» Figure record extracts
★ ★ ★ ★ ★

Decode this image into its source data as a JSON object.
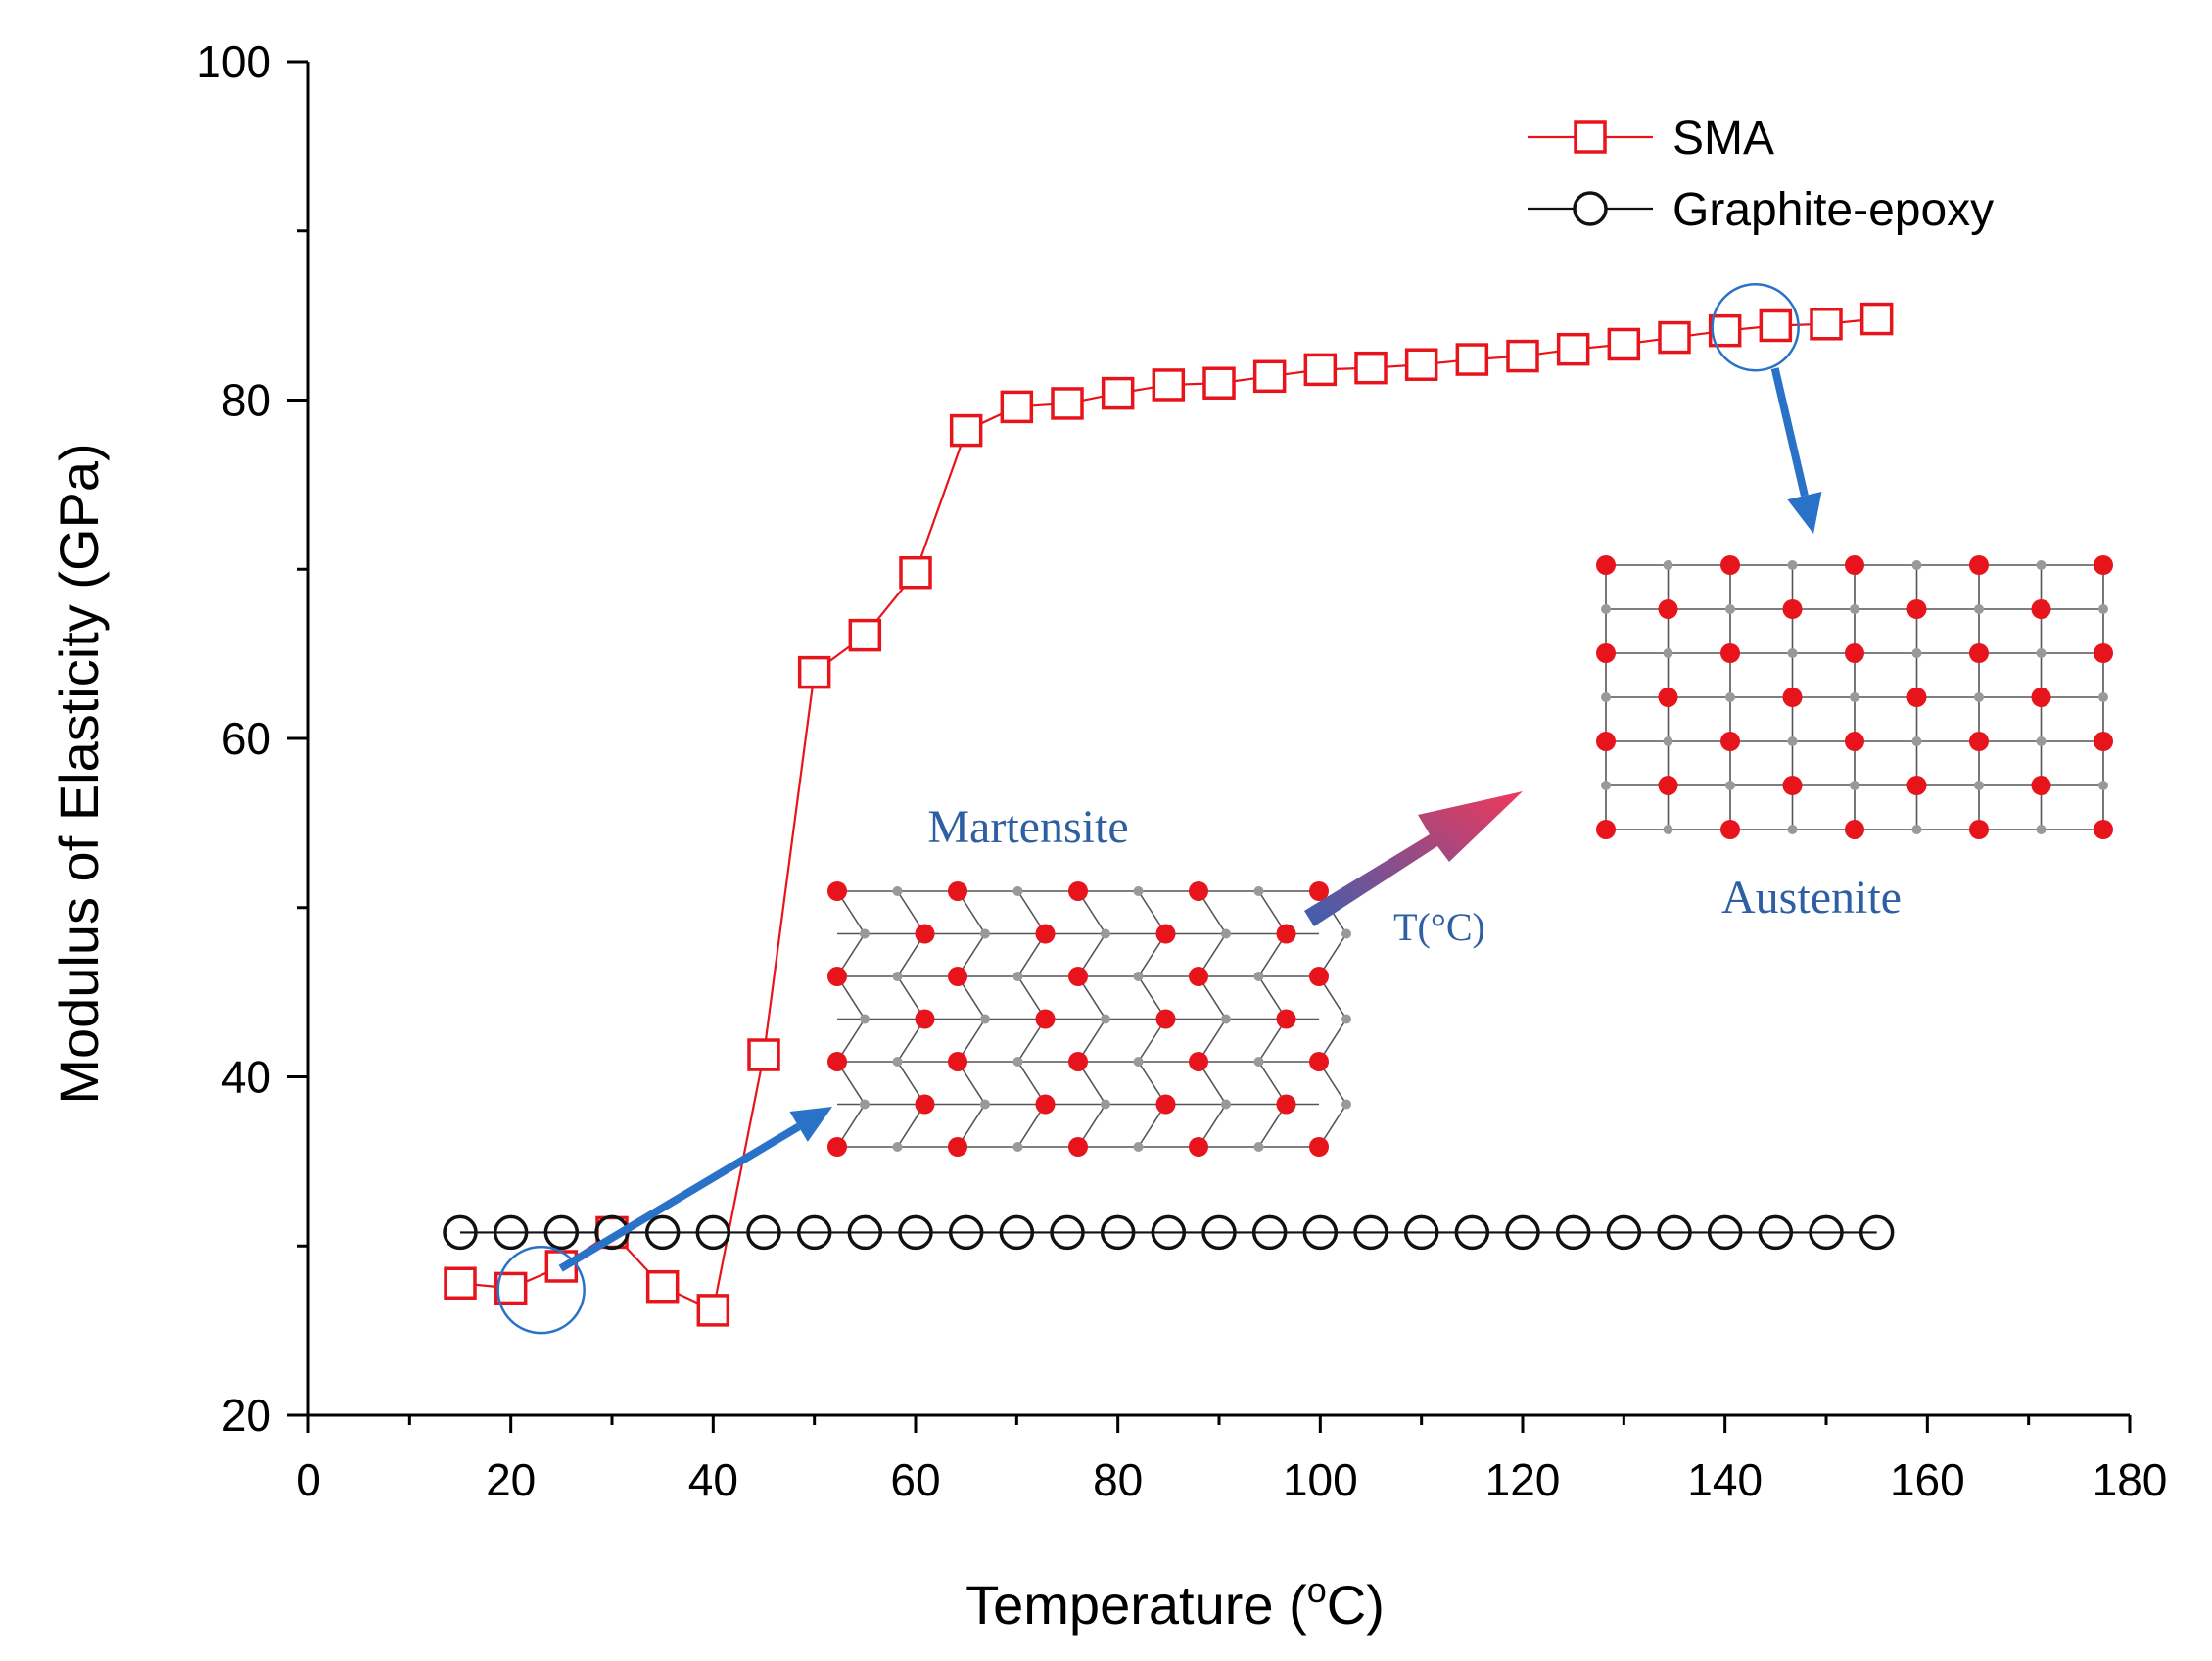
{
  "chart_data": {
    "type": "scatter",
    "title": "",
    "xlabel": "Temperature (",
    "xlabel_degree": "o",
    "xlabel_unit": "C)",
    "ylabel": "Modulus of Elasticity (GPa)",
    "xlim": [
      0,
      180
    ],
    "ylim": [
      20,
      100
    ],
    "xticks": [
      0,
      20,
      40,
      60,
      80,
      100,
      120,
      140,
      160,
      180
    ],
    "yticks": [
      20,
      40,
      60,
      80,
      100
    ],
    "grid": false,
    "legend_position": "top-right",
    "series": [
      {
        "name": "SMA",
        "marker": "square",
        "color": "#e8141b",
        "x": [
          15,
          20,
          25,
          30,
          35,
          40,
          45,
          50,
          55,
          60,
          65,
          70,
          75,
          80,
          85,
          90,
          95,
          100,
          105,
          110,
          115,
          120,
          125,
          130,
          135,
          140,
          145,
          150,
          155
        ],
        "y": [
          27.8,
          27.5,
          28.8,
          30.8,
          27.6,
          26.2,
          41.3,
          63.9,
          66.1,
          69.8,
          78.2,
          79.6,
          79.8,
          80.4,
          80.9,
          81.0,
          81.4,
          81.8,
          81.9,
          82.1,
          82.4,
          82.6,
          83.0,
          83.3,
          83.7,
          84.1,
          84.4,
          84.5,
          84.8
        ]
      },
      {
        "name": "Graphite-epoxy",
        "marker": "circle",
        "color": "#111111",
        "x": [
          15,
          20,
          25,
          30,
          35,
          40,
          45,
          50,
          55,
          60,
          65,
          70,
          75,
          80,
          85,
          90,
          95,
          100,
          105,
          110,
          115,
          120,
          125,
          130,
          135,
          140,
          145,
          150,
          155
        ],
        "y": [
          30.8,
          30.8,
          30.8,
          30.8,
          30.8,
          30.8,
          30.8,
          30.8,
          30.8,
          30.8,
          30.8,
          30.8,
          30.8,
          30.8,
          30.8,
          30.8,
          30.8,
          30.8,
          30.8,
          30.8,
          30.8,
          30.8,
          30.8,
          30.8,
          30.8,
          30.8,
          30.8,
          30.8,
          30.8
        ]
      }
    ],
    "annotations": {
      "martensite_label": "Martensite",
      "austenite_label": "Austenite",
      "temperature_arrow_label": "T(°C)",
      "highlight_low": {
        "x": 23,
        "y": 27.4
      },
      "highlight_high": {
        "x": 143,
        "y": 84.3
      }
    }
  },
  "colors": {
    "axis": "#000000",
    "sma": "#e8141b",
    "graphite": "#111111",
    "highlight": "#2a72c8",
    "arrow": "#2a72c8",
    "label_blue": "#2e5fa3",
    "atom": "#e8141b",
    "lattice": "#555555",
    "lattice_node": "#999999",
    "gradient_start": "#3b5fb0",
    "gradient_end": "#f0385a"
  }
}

★ ★ ★ ★ ★

» WRITTEN PROBLEM
Return the listing above unchanged, apart from dropping its pictures.

» EXERCISE SOLUTION
Decode this image into its source data as a JSON object.
{
  "chart_data": {
    "type": "scatter",
    "title": "",
    "xlabel": "Temperature (",
    "xlabel_degree": "o",
    "xlabel_unit": "C)",
    "ylabel": "Modulus of Elasticity (GPa)",
    "xlim": [
      0,
      180
    ],
    "ylim": [
      20,
      100
    ],
    "xticks": [
      0,
      20,
      40,
      60,
      80,
      100,
      120,
      140,
      160,
      180
    ],
    "yticks": [
      20,
      40,
      60,
      80,
      100
    ],
    "grid": false,
    "legend_position": "top-right",
    "series": [
      {
        "name": "SMA",
        "marker": "square",
        "color": "#e8141b",
        "x": [
          15,
          20,
          25,
          30,
          35,
          40,
          45,
          50,
          55,
          60,
          65,
          70,
          75,
          80,
          85,
          90,
          95,
          100,
          105,
          110,
          115,
          120,
          125,
          130,
          135,
          140,
          145,
          150,
          155
        ],
        "y": [
          27.8,
          27.5,
          28.8,
          30.8,
          27.6,
          26.2,
          41.3,
          63.9,
          66.1,
          69.8,
          78.2,
          79.6,
          79.8,
          80.4,
          80.9,
          81.0,
          81.4,
          81.8,
          81.9,
          82.1,
          82.4,
          82.6,
          83.0,
          83.3,
          83.7,
          84.1,
          84.4,
          84.5,
          84.8
        ]
      },
      {
        "name": "Graphite-epoxy",
        "marker": "circle",
        "color": "#111111",
        "x": [
          15,
          20,
          25,
          30,
          35,
          40,
          45,
          50,
          55,
          60,
          65,
          70,
          75,
          80,
          85,
          90,
          95,
          100,
          105,
          110,
          115,
          120,
          125,
          130,
          135,
          140,
          145,
          150,
          155
        ],
        "y": [
          30.8,
          30.8,
          30.8,
          30.8,
          30.8,
          30.8,
          30.8,
          30.8,
          30.8,
          30.8,
          30.8,
          30.8,
          30.8,
          30.8,
          30.8,
          30.8,
          30.8,
          30.8,
          30.8,
          30.8,
          30.8,
          30.8,
          30.8,
          30.8,
          30.8,
          30.8,
          30.8,
          30.8,
          30.8
        ]
      }
    ],
    "annotations": {
      "martensite_label": "Martensite",
      "austenite_label": "Austenite",
      "temperature_arrow_label": "T(°C)",
      "highlight_low": {
        "x": 23,
        "y": 27.4
      },
      "highlight_high": {
        "x": 143,
        "y": 84.3
      }
    }
  },
  "colors": {
    "axis": "#000000",
    "sma": "#e8141b",
    "graphite": "#111111",
    "highlight": "#2a72c8",
    "arrow": "#2a72c8",
    "label_blue": "#2e5fa3",
    "atom": "#e8141b",
    "lattice": "#555555",
    "lattice_node": "#999999",
    "gradient_start": "#3b5fb0",
    "gradient_end": "#f0385a"
  }
}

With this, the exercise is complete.